[Teks Bacaan]

= = =

Histamin merupakan senyawa amin endogenous yang diproduksi melalui


proses dekarboksilasi asam amino L-histidin dan disimpan dalam sel mast,bosifol
dan beberapa neuron. Histamin merupakan salah satu faktor yang menimbulkan
kelainan akut dan kronis, sehingga perlu diteliti lebih lanjut mekanisme
antihistamin pada pengobatan penyakit alergik (Noszál, 2004). Histamin
merupakan mediator utama reaksi alergi atau inflamasi karena disintesis oleh sel-
sel imunitas seperti sel mast dan basofil dan dilepaskan jika ada stimulus berupa
ikatan antigen dan antibody(IgE) (Tömösközi, 2004).

2.1.2 METABOLISME HISTAMIN

Histamin ini dihasilkan oleh sel mast, basophil, platelets, neuron


histaminergik, dan sel enterokromafin, yang mana histamin ini disimpan di dalam
vesikel intraseluler dan dilepaskan pada saat terdapat rangsangan. Histamin dapat
dimetabolisme dengan 2 cara yaitu, melalui deaminasi oleh DAO (atau dulu
dikenal dengan histaminase) atau melalui metilasi oleh histamine-N
methyltransferase (HNMT). Diamin oksidase terdapat dalam membran plasma sel
epitel dan dapat disekresikan ke dalam sirkulasi sehingga diduga
bertanggungjawab dalam degradasi histamin ekstraseluler, sedangkan HNMT
terdapat dalam sitosol dan hanya dapat mendegradasi histamin intraseluler
(Schwelberger, 2004).

2.1.3 JENIS HISTAMIN


1. Reseptor Histamin H1
Reseptor ini ditemukan di jaringan otot, endotelium, dan sistem syaraf
pusat. Bila histamin berikatan dengan reseptor ini, maka akan mengakibatkan
vasodilasi, bronkokonstriksi, nyeri, gatal pada kulit. Reseptor ini adalah
reseptor histamin yang paling bertanggungjawab terhadap gejala alergi (Yanai,
2007).
Tranduksi signal pada reseptor H1 terutama diperantai oleh ikatannya
dengan protein G jenis Gq. Aktivasi reseptor ini oleh ligannya (C-) akan
memicu pembentukan fosfolipase inositol yakni 1,4,5-inositol trifosfat (IP3)
dan 1,2-diasilgliserol (DAG) yang dikatalis oleh fosfolipase C. Jalur ini akan
memobilisasi kalsium dari tempat penyimpanannya dan menyebabkan
peningkatan Ca intraseluler yang mengakibatkan terjadinya perbedaan
farmakologi seperti produksi NO, liberasi arakidonat dari fosfolipid, kontraksi
dari otot halus, dilatasi dari arteriol dan kapiler, permeabilitas pembuluh darah
serta neuron afferen, dan peningkatan cAMP (Dickenson, 1994).
2. Reseptor Histamin H2
Ditemukan di sel-sel parietal. Kinerjanya adalah meningkatkan sekresi
asam lambung (Yanai, 2007). Reseptor H2 diaktivasi dengan berikatan dengan
stimulan berupa c-Fos, c-Jun, protein kinase C (PKC) and p70S6kinase.

= = =

[Baris Tersedia]
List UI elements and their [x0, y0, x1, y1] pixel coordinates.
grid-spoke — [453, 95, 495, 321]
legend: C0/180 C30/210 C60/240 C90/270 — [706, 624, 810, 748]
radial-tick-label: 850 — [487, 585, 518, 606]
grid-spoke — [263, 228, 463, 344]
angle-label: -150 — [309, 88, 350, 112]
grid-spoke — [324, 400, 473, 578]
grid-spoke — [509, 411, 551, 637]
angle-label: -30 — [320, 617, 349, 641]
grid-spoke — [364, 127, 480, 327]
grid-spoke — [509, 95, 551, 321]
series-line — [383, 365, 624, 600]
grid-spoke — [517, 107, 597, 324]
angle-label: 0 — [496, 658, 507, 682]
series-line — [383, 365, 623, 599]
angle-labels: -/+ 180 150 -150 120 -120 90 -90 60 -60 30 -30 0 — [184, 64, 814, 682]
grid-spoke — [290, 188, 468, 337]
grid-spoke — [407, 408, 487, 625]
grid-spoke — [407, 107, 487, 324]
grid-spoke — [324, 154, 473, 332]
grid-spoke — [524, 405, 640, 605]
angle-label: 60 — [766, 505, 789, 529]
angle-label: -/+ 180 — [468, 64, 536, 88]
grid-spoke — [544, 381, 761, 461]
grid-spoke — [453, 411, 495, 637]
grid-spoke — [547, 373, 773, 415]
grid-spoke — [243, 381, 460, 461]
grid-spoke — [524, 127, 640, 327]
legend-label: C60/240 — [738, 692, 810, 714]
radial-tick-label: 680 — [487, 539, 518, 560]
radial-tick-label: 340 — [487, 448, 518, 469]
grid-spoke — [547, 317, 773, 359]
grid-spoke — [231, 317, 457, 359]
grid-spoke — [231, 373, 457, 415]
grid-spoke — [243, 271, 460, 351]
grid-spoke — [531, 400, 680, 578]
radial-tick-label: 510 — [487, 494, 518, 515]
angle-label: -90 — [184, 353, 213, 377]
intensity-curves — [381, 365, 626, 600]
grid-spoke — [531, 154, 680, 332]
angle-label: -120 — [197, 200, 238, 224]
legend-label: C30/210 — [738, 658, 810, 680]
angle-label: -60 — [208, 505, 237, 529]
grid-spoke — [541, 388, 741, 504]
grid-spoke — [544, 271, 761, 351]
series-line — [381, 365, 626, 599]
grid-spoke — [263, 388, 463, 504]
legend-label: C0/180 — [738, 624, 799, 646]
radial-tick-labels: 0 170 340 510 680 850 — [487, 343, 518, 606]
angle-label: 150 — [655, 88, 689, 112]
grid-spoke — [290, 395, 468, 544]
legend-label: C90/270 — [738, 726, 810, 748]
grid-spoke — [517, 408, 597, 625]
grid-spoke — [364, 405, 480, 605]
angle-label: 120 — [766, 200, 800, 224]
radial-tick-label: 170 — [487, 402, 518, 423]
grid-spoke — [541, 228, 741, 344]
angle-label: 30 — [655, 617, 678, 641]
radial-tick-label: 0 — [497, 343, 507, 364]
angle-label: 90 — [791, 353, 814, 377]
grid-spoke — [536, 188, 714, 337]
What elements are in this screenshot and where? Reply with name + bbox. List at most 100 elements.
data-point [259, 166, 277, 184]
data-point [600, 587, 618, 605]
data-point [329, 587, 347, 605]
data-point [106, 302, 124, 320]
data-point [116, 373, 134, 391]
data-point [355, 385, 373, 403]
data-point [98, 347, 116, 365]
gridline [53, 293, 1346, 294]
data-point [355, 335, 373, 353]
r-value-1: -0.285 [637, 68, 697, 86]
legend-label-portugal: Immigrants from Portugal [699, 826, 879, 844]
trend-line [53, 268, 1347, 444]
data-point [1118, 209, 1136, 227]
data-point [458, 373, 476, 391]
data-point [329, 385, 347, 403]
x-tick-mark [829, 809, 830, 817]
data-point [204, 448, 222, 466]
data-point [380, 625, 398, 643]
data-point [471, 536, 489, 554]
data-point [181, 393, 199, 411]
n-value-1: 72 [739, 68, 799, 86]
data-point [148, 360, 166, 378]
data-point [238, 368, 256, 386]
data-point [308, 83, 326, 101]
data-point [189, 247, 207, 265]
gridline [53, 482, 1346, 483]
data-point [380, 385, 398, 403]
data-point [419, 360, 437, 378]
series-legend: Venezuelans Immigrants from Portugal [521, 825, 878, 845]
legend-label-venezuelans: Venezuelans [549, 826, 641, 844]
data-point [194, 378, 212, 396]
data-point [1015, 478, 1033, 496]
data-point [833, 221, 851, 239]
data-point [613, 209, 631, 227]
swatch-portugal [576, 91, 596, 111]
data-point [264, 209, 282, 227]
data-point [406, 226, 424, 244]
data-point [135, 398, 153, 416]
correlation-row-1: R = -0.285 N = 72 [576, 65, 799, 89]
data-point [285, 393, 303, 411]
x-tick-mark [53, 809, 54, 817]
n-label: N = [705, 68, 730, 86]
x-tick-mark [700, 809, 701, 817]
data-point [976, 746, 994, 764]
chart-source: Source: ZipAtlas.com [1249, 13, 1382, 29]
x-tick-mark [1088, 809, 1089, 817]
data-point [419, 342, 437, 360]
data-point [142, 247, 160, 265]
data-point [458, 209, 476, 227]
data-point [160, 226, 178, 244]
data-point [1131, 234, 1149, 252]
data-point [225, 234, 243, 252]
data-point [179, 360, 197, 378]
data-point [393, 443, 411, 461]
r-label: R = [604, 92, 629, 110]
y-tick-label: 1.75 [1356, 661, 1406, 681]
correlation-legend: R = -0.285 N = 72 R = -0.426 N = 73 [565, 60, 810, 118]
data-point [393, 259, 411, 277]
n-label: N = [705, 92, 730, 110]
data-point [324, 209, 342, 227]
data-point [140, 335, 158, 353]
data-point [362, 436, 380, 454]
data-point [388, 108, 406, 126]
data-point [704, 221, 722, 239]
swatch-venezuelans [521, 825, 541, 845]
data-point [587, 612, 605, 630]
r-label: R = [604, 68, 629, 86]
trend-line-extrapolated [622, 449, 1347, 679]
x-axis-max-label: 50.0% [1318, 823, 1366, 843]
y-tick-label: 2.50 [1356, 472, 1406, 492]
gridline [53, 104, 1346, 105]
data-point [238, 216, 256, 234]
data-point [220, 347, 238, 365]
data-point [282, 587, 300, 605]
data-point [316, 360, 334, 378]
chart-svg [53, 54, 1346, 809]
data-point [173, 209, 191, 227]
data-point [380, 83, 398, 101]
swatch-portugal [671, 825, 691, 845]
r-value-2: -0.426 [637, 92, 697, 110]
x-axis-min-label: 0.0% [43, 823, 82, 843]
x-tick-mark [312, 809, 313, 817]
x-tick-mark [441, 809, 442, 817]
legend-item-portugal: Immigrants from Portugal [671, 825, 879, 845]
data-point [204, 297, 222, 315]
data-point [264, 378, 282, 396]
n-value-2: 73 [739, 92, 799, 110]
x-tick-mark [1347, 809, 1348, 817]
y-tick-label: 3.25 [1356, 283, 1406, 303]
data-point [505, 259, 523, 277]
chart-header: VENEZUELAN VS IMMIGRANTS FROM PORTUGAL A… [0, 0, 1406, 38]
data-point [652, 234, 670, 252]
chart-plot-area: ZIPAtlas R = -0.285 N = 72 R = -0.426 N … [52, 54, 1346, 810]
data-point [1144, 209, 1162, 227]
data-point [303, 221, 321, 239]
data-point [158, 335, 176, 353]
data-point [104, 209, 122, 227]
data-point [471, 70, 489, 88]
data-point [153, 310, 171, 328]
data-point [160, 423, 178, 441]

= = =

[Soal] Salin kata demi kata bagian teks tentang histamin dari "2.1.3 JENIS HISTAMIN" sampai "1,4,5-inositol trifosfat (IP3)", termasuk kedua bagian itu.

[Jawaban Tertulis]
2.1.3 JENIS HISTAMIN


1. Reseptor Histamin H1
Reseptor ini ditemukan di jaringan otot, endotelium, dan sistem syaraf
pusat. Bila histamin berikatan dengan reseptor ini, maka akan mengakibatkan
vasodilasi, bronkokonstriksi, nyeri, gatal pada kulit. Reseptor ini adalah
reseptor histamin yang paling bertanggungjawab terhadap gejala alergi (Yanai,
2007).
Tranduksi signal pada reseptor H1 terutama diperantai oleh ikatannya
dengan protein G jenis Gq. Aktivasi reseptor ini oleh ligannya (C-) akan
memicu pembentukan fosfolipase inositol yakni 1,4,5-inositol trifosfat (IP3)